Data for processing -

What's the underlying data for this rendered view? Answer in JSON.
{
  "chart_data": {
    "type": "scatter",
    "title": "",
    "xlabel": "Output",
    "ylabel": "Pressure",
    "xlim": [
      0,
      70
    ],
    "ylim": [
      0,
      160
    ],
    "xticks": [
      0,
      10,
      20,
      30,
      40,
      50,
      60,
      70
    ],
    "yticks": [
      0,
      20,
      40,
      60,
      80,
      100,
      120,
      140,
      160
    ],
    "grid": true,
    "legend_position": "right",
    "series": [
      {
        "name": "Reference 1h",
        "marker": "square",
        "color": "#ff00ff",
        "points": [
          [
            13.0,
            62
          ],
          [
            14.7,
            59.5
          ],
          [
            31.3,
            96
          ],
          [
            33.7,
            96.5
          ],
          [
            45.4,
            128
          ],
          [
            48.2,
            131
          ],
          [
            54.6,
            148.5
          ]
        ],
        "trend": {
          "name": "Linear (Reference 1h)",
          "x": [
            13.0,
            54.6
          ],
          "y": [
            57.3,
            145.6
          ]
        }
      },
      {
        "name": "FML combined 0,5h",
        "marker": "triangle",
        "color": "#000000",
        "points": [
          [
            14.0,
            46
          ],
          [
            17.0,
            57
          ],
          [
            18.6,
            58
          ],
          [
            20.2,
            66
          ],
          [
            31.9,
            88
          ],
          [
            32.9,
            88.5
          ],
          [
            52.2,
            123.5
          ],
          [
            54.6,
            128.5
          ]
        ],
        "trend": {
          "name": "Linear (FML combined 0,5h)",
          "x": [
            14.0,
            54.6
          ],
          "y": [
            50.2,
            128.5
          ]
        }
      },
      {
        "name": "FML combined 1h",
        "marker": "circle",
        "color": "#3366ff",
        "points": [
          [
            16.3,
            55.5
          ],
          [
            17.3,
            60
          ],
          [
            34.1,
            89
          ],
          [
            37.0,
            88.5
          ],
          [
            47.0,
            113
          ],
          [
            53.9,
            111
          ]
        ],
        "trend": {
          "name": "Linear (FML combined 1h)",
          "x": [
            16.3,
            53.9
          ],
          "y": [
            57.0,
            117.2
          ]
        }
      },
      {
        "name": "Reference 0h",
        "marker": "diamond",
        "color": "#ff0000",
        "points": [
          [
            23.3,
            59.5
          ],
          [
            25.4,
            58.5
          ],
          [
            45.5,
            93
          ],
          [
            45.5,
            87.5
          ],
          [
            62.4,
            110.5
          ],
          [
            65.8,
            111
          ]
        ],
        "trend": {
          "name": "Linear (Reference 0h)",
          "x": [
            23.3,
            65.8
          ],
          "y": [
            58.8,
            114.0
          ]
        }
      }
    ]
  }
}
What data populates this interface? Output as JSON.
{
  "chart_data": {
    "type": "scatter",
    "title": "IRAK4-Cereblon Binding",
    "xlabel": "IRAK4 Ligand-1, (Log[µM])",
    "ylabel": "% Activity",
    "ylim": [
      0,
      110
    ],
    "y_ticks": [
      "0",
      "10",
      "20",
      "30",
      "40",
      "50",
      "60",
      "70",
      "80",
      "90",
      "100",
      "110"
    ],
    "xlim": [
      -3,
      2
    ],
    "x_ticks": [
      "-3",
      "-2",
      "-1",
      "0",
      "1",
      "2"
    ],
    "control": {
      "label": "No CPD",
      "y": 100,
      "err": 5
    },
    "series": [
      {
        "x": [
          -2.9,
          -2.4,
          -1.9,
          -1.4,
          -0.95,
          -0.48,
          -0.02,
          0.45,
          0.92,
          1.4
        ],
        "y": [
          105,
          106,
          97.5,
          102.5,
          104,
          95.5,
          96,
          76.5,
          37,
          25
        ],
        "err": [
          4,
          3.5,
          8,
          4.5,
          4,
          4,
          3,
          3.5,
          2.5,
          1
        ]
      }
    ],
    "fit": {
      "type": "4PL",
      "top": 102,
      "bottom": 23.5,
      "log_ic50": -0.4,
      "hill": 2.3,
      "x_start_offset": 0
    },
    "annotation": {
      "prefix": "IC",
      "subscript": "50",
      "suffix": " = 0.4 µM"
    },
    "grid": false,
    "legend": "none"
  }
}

Required task -
Look through the data and gather every line with the string "combined" in it.

The completed task -
        "name": "FML combined 0,5h",
          "name": "Linear (FML combined 0,5h)",
        "name": "FML combined 1h",
          "name": "Linear (FML combined 1h)",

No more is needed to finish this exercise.